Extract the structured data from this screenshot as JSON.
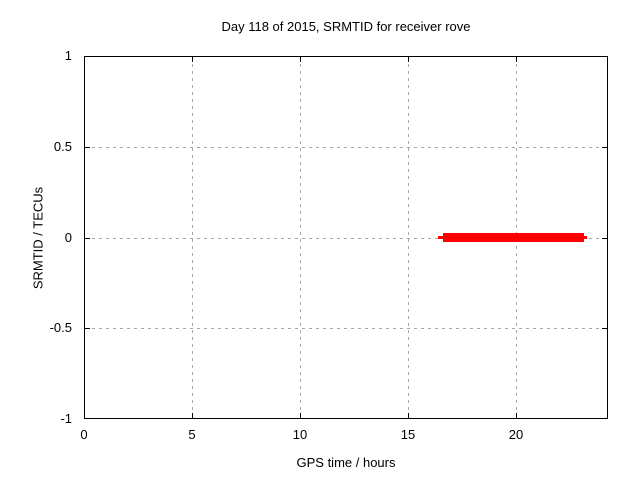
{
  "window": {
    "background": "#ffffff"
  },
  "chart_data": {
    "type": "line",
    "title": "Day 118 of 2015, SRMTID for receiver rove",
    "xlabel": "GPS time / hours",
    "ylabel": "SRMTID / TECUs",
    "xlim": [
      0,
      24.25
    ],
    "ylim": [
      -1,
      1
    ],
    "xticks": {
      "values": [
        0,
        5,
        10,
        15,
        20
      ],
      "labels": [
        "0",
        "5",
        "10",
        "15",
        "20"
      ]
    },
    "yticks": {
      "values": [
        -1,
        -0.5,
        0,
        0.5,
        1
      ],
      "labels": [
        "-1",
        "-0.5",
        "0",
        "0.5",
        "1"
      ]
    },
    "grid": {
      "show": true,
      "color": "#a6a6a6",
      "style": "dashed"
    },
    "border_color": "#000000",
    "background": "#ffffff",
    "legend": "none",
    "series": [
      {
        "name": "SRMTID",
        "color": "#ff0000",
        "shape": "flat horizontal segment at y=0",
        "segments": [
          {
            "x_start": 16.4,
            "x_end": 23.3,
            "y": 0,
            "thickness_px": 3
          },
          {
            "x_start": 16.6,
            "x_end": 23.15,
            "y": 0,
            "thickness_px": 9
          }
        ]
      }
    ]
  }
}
+++++
**WHAT THE TASK REQUIRES**
Return to the listing above and set it down exactly, leaving out its pictures.

**EXERCISE OUTPUT**
Extract the structured data from this screenshot as JSON.
{
  "window": {
    "background": "#ffffff"
  },
  "chart_data": {
    "type": "line",
    "title": "Day 118 of 2015, SRMTID for receiver rove",
    "xlabel": "GPS time / hours",
    "ylabel": "SRMTID / TECUs",
    "xlim": [
      0,
      24.25
    ],
    "ylim": [
      -1,
      1
    ],
    "xticks": {
      "values": [
        0,
        5,
        10,
        15,
        20
      ],
      "labels": [
        "0",
        "5",
        "10",
        "15",
        "20"
      ]
    },
    "yticks": {
      "values": [
        -1,
        -0.5,
        0,
        0.5,
        1
      ],
      "labels": [
        "-1",
        "-0.5",
        "0",
        "0.5",
        "1"
      ]
    },
    "grid": {
      "show": true,
      "color": "#a6a6a6",
      "style": "dashed"
    },
    "border_color": "#000000",
    "background": "#ffffff",
    "legend": "none",
    "series": [
      {
        "name": "SRMTID",
        "color": "#ff0000",
        "shape": "flat horizontal segment at y=0",
        "segments": [
          {
            "x_start": 16.4,
            "x_end": 23.3,
            "y": 0,
            "thickness_px": 3
          },
          {
            "x_start": 16.6,
            "x_end": 23.15,
            "y": 0,
            "thickness_px": 9
          }
        ]
      }
    ]
  }
}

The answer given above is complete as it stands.